TO DO: Write every line out verbatim and omit the pictures.

--- BEGIN ---

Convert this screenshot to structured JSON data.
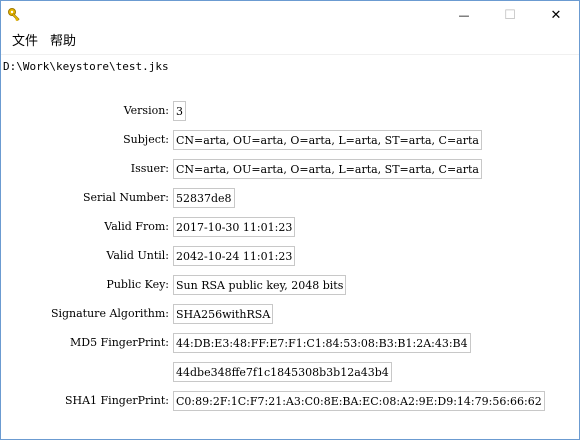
{
  "window": {
    "app_icon": "key-icon",
    "minimize_glyph": "—",
    "maximize_glyph": "☐",
    "close_glyph": "✕"
  },
  "menu": {
    "file": "文件",
    "help": "帮助"
  },
  "path": "D:\\Work\\keystore\\test.jks",
  "fields": {
    "version": {
      "label": "Version:",
      "value": "3"
    },
    "subject": {
      "label": "Subject:",
      "value": "CN=arta, OU=arta, O=arta, L=arta, ST=arta, C=arta"
    },
    "issuer": {
      "label": "Issuer:",
      "value": "CN=arta, OU=arta, O=arta, L=arta, ST=arta, C=arta"
    },
    "serial": {
      "label": "Serial Number:",
      "value": "52837de8"
    },
    "valid_from": {
      "label": "Valid From:",
      "value": "2017-10-30 11:01:23"
    },
    "valid_until": {
      "label": "Valid Until:",
      "value": "2042-10-24 11:01:23"
    },
    "public_key": {
      "label": "Public Key:",
      "value": "Sun RSA public key, 2048 bits"
    },
    "sig_alg": {
      "label": "Signature Algorithm:",
      "value": "SHA256withRSA"
    },
    "md5": {
      "label": "MD5 FingerPrint:",
      "value": "44:DB:E3:48:FF:E7:F1:C1:84:53:08:B3:B1:2A:43:B4"
    },
    "md5_hex": {
      "value": "44dbe348ffe7f1c1845308b3b12a43b4"
    },
    "sha1": {
      "label": "SHA1 FingerPrint:",
      "value": "C0:89:2F:1C:F7:21:A3:C0:8E:BA:EC:08:A2:9E:D9:14:79:56:66:62"
    }
  },
  "colors": {
    "window_border": "#6b9bd1",
    "field_border": "#c8c8c8",
    "icon_gold": "#e6b800"
  }
}
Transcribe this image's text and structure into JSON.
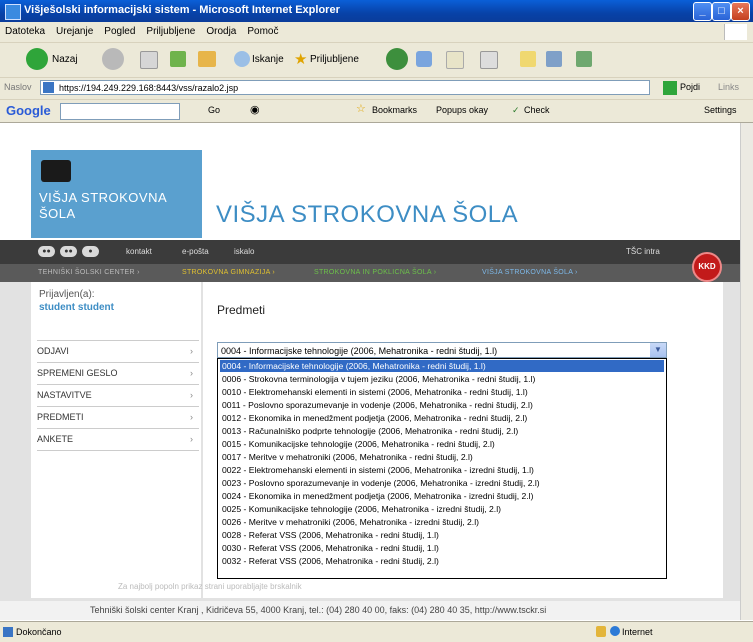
{
  "window": {
    "title": "Višješolski informacijski sistem - Microsoft Internet Explorer"
  },
  "menubar": [
    "Datoteka",
    "Urejanje",
    "Pogled",
    "Priljubljene",
    "Orodja",
    "Pomoč"
  ],
  "toolbar": {
    "back": "Nazaj",
    "search": "Iskanje",
    "favorites": "Priljubljene"
  },
  "address": {
    "label": "Naslov",
    "url": "https://194.249.229.168:8443/vss/razalo2.jsp",
    "go": "Pojdi",
    "links": "Links"
  },
  "googlebar": {
    "brand": "Google",
    "go": "Go",
    "bookmarks": "Bookmarks",
    "popups": "Popups okay",
    "check": "Check",
    "settings": "Settings"
  },
  "site": {
    "logo_line1": "VIŠJA STROKOVNA",
    "logo_line2": "ŠOLA",
    "title": "VIŠJA STROKOVNA ŠOLA",
    "nav_links": [
      "kontakt",
      "e-pošta",
      "iskalo"
    ],
    "nav_right": "TŠC intra",
    "badge": "KKD",
    "subnav": [
      "TEHNIŠKI ŠOLSKI CENTER ›",
      "STROKOVNA GIMNAZIJA ›",
      "STROKOVNA IN POKLICNA ŠOLA ›",
      "VIŠJA STROKOVNA ŠOLA ›"
    ]
  },
  "sidebar": {
    "logged_label": "Prijavljen(a):",
    "user": "student student",
    "items": [
      "ODJAVI",
      "SPREMENI GESLO",
      "NASTAVITVE",
      "PREDMETI",
      "ANKETE"
    ]
  },
  "main": {
    "title": "Predmeti",
    "selected": "0004 - Informacijske tehnologije (2006, Mehatronika - redni študij, 1.l)",
    "options": [
      "0004 - Informacijske tehnologije (2006, Mehatronika - redni študij, 1.l)",
      "0006 - Strokovna terminologija v tujem jeziku (2006, Mehatronika - redni študij, 1.l)",
      "0010 - Elektromehanski elementi in sistemi (2006, Mehatronika - redni študij, 1.l)",
      "0011 - Poslovno sporazumevanje in vodenje (2006, Mehatronika - redni študij, 2.l)",
      "0012 - Ekonomika in menedžment podjetja (2006, Mehatronika - redni študij, 2.l)",
      "0013 - Računalniško podprte tehnologije (2006, Mehatronika - redni študij, 2.l)",
      "0015 - Komunikacijske tehnologije (2006, Mehatronika - redni študij, 2.l)",
      "0017 - Meritve v mehatroniki (2006, Mehatronika - redni študij, 2.l)",
      "0022 - Elektromehanski elementi in sistemi (2006, Mehatronika - izredni študij, 1.l)",
      "0023 - Poslovno sporazumevanje in vodenje (2006, Mehatronika - izredni študij, 2.l)",
      "0024 - Ekonomika in menedžment podjetja (2006, Mehatronika - izredni študij, 2.l)",
      "0025 - Komunikacijske tehnologije (2006, Mehatronika - izredni študij, 2.l)",
      "0026 - Meritve v mehatroniki (2006, Mehatronika - izredni študij, 2.l)",
      "0028 - Referat VSS (2006, Mehatronika - redni študij, 1.l)",
      "0030 - Referat VSS (2006, Mehatronika - redni študij, 1.l)",
      "0032 - Referat VSS (2006, Mehatronika - redni študij, 2.l)"
    ]
  },
  "footnote": "Za najbolj popoln prikaz strani uporabljajte brskalnik",
  "footer": "Tehniški šolski center Kranj , Kidričeva 55, 4000 Kranj, tel.: (04) 280 40 00, faks: (04) 280 40 35, http://www.tsckr.si",
  "status": {
    "text": "Dokončano",
    "zone": "Internet"
  }
}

--- END ---

TASK RESPONSE:
Convert this screenshot to structured JSON data.
{
  "window": {
    "app_icon": "key-icon",
    "minimize_glyph": "—",
    "maximize_glyph": "☐",
    "close_glyph": "✕"
  },
  "menu": {
    "file": "文件",
    "help": "帮助"
  },
  "path": "D:\\Work\\keystore\\test.jks",
  "fields": {
    "version": {
      "label": "Version:",
      "value": "3"
    },
    "subject": {
      "label": "Subject:",
      "value": "CN=arta, OU=arta, O=arta, L=arta, ST=arta, C=arta"
    },
    "issuer": {
      "label": "Issuer:",
      "value": "CN=arta, OU=arta, O=arta, L=arta, ST=arta, C=arta"
    },
    "serial": {
      "label": "Serial Number:",
      "value": "52837de8"
    },
    "valid_from": {
      "label": "Valid From:",
      "value": "2017-10-30 11:01:23"
    },
    "valid_until": {
      "label": "Valid Until:",
      "value": "2042-10-24 11:01:23"
    },
    "public_key": {
      "label": "Public Key:",
      "value": "Sun RSA public key, 2048 bits"
    },
    "sig_alg": {
      "label": "Signature Algorithm:",
      "value": "SHA256withRSA"
    },
    "md5": {
      "label": "MD5 FingerPrint:",
      "value": "44:DB:E3:48:FF:E7:F1:C1:84:53:08:B3:B1:2A:43:B4"
    },
    "md5_hex": {
      "value": "44dbe348ffe7f1c1845308b3b12a43b4"
    },
    "sha1": {
      "label": "SHA1 FingerPrint:",
      "value": "C0:89:2F:1C:F7:21:A3:C0:8E:BA:EC:08:A2:9E:D9:14:79:56:66:62"
    }
  },
  "colors": {
    "window_border": "#6b9bd1",
    "field_border": "#c8c8c8",
    "icon_gold": "#e6b800"
  }
}
Transcribe this image's text and structure into JSON.
{
  "window": {
    "title": "Višješolski informacijski sistem - Microsoft Internet Explorer"
  },
  "menubar": [
    "Datoteka",
    "Urejanje",
    "Pogled",
    "Priljubljene",
    "Orodja",
    "Pomoč"
  ],
  "toolbar": {
    "back": "Nazaj",
    "search": "Iskanje",
    "favorites": "Priljubljene"
  },
  "address": {
    "label": "Naslov",
    "url": "https://194.249.229.168:8443/vss/razalo2.jsp",
    "go": "Pojdi",
    "links": "Links"
  },
  "googlebar": {
    "brand": "Google",
    "go": "Go",
    "bookmarks": "Bookmarks",
    "popups": "Popups okay",
    "check": "Check",
    "settings": "Settings"
  },
  "site": {
    "logo_line1": "VIŠJA STROKOVNA",
    "logo_line2": "ŠOLA",
    "title": "VIŠJA STROKOVNA ŠOLA",
    "nav_links": [
      "kontakt",
      "e-pošta",
      "iskalo"
    ],
    "nav_right": "TŠC intra",
    "badge": "KKD",
    "subnav": [
      "TEHNIŠKI ŠOLSKI CENTER ›",
      "STROKOVNA GIMNAZIJA ›",
      "STROKOVNA IN POKLICNA ŠOLA ›",
      "VIŠJA STROKOVNA ŠOLA ›"
    ]
  },
  "sidebar": {
    "logged_label": "Prijavljen(a):",
    "user": "student student",
    "items": [
      "ODJAVI",
      "SPREMENI GESLO",
      "NASTAVITVE",
      "PREDMETI",
      "ANKETE"
    ]
  },
  "main": {
    "title": "Predmeti",
    "selected": "0004 - Informacijske tehnologije (2006, Mehatronika - redni študij, 1.l)",
    "options": [
      "0004 - Informacijske tehnologije (2006, Mehatronika - redni študij, 1.l)",
      "0006 - Strokovna terminologija v tujem jeziku (2006, Mehatronika - redni študij, 1.l)",
      "0010 - Elektromehanski elementi in sistemi (2006, Mehatronika - redni študij, 1.l)",
      "0011 - Poslovno sporazumevanje in vodenje (2006, Mehatronika - redni študij, 2.l)",
      "0012 - Ekonomika in menedžment podjetja (2006, Mehatronika - redni študij, 2.l)",
      "0013 - Računalniško podprte tehnologije (2006, Mehatronika - redni študij, 2.l)",
      "0015 - Komunikacijske tehnologije (2006, Mehatronika - redni študij, 2.l)",
      "0017 - Meritve v mehatroniki (2006, Mehatronika - redni študij, 2.l)",
      "0022 - Elektromehanski elementi in sistemi (2006, Mehatronika - izredni študij, 1.l)",
      "0023 - Poslovno sporazumevanje in vodenje (2006, Mehatronika - izredni študij, 2.l)",
      "0024 - Ekonomika in menedžment podjetja (2006, Mehatronika - izredni študij, 2.l)",
      "0025 - Komunikacijske tehnologije (2006, Mehatronika - izredni študij, 2.l)",
      "0026 - Meritve v mehatroniki (2006, Mehatronika - izredni študij, 2.l)",
      "0028 - Referat VSS (2006, Mehatronika - redni študij, 1.l)",
      "0030 - Referat VSS (2006, Mehatronika - redni študij, 1.l)",
      "0032 - Referat VSS (2006, Mehatronika - redni študij, 2.l)"
    ]
  },
  "footnote": "Za najbolj popoln prikaz strani uporabljajte brskalnik",
  "footer": "Tehniški šolski center Kranj , Kidričeva 55, 4000 Kranj, tel.: (04) 280 40 00, faks: (04) 280 40 35, http://www.tsckr.si",
  "status": {
    "text": "Dokončano",
    "zone": "Internet"
  }
}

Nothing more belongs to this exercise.